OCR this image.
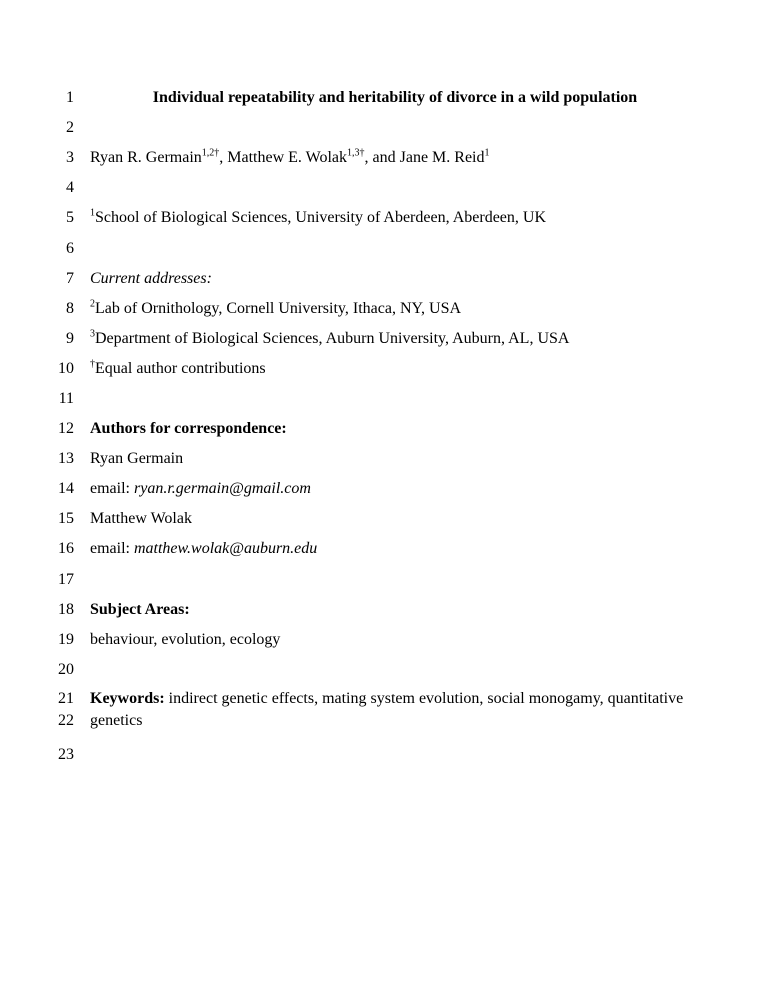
1	Individual repeatability and heritability of divorce in a wild population
2
3 Ryan R. Germain$^{1,2\dagger}$, Matthew E. Wolak$^{1,3\dagger}$, and Jane M. Reid$^1$
4
5 $^1$School of Biological Sciences, University of Aberdeen, Aberdeen, UK
6
7 Current addresses:
8 $^2$Lab of Ornithology, Cornell University, Ithaca, NY, USA
9 $^3$Department of Biological Sciences, Auburn University, Auburn, AL, USA
10 †Equal author contributions
11
12 Authors for correspondence:
13 Ryan Germain
14 email: ryan.r.germain@gmail.com
15 Matthew Wolak
16 email: matthew.wolak@auburn.edu
17
18 Subject Areas:
19 behaviour, evolution, ecology
20
21
22
Keywords: indirect genetic effects, mating system evolution, social monogamy, quantitative
genetics
23
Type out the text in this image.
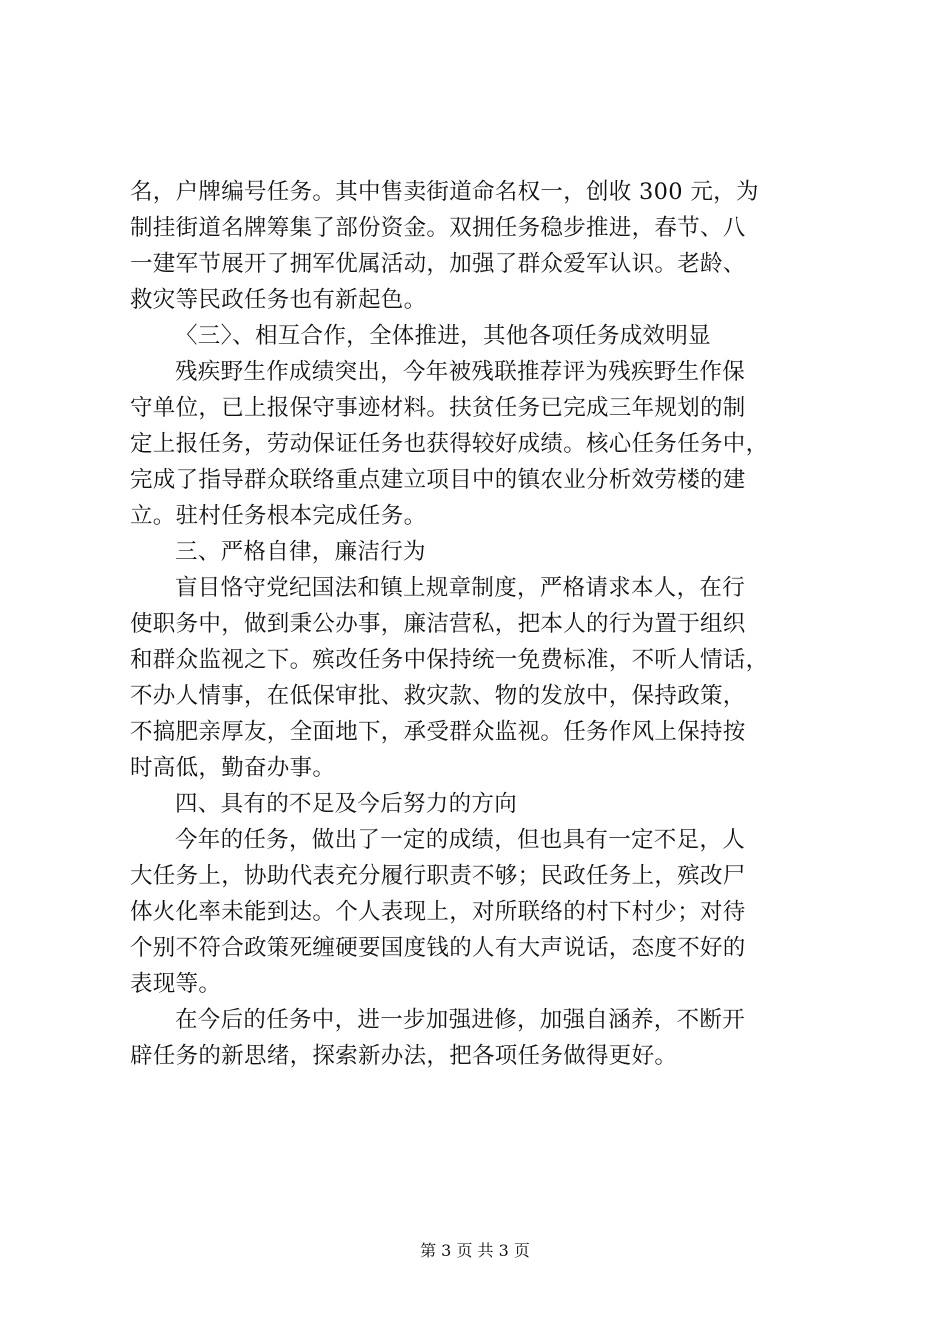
名，户牌编号任务。其中售卖街道命名权一，创收 300 元，为
制挂街道名牌筹集了部份资金。双拥任务稳步推进，春节、八
一建军节展开了拥军优属活动，加强了群众爱军认识。老龄、
救灾等民政任务也有新起色。
〈三〉、相互合作，全体推进，其他各项任务成效明显
残疾野生作成绩突出，今年被残联推荐评为残疾野生作保
守单位，已上报保守事迹材料。扶贫任务已完成三年规划的制
定上报任务，劳动保证任务也获得较好成绩。核心任务任务中，
完成了指导群众联络重点建立项目中的镇农业分析效劳楼的建
立。驻村任务根本完成任务。
三、严格自律，廉洁行为
盲目恪守党纪国法和镇上规章制度，严格请求本人，在行
使职务中，做到秉公办事，廉洁营私，把本人的行为置于组织
和群众监视之下。殡改任务中保持统一免费标准，不听人情话，
不办人情事，在低保审批、救灾款、物的发放中，保持政策，
不搞肥亲厚友，全面地下，承受群众监视。任务作风上保持按
时高低，勤奋办事。
四、具有的不足及今后努力的方向
今年的任务，做出了一定的成绩，但也具有一定不足，人
大任务上，协助代表充分履行职责不够；民政任务上，殡改尸
体火化率未能到达。个人表现上，对所联络的村下村少；对待
个别不符合政策死缠硬要国度钱的人有大声说话，态度不好的
表现等。
在今后的任务中，进一步加强进修，加强自涵养，不断开
辟任务的新思绪，探索新办法，把各项任务做得更好。
第 3 页 共 3 页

______________________________

Given problem: Extract all the entries word for word; omit any pictures.

The output:
OCR this image.
1	Individual repeatability and heritability of divorce in a wild population
2
3 Ryan R. Germain$^{1,2\dagger}$, Matthew E. Wolak$^{1,3\dagger}$, and Jane M. Reid$^1$
4
5 $^1$School of Biological Sciences, University of Aberdeen, Aberdeen, UK
6
7 Current addresses:
8 $^2$Lab of Ornithology, Cornell University, Ithaca, NY, USA
9 $^3$Department of Biological Sciences, Auburn University, Auburn, AL, USA
10 †Equal author contributions
11
12 Authors for correspondence:
13 Ryan Germain
14 email: ryan.r.germain@gmail.com
15 Matthew Wolak
16 email: matthew.wolak@auburn.edu
17
18 Subject Areas:
19 behaviour, evolution, ecology
20
21
22
Keywords: indirect genetic effects, mating system evolution, social monogamy, quantitative
genetics
23
Type out the text in this image.
名，户牌编号任务。其中售卖街道命名权一，创收 300 元，为
制挂街道名牌筹集了部份资金。双拥任务稳步推进，春节、八
一建军节展开了拥军优属活动，加强了群众爱军认识。老龄、
救灾等民政任务也有新起色。
〈三〉、相互合作，全体推进，其他各项任务成效明显
残疾野生作成绩突出，今年被残联推荐评为残疾野生作保
守单位，已上报保守事迹材料。扶贫任务已完成三年规划的制
定上报任务，劳动保证任务也获得较好成绩。核心任务任务中，
完成了指导群众联络重点建立项目中的镇农业分析效劳楼的建
立。驻村任务根本完成任务。
三、严格自律，廉洁行为
盲目恪守党纪国法和镇上规章制度，严格请求本人，在行
使职务中，做到秉公办事，廉洁营私，把本人的行为置于组织
和群众监视之下。殡改任务中保持统一免费标准，不听人情话，
不办人情事，在低保审批、救灾款、物的发放中，保持政策，
不搞肥亲厚友，全面地下，承受群众监视。任务作风上保持按
时高低，勤奋办事。
四、具有的不足及今后努力的方向
今年的任务，做出了一定的成绩，但也具有一定不足，人
大任务上，协助代表充分履行职责不够；民政任务上，殡改尸
体火化率未能到达。个人表现上，对所联络的村下村少；对待
个别不符合政策死缠硬要国度钱的人有大声说话，态度不好的
表现等。
在今后的任务中，进一步加强进修，加强自涵养，不断开
辟任务的新思绪，探索新办法，把各项任务做得更好。
第 3 页 共 3 页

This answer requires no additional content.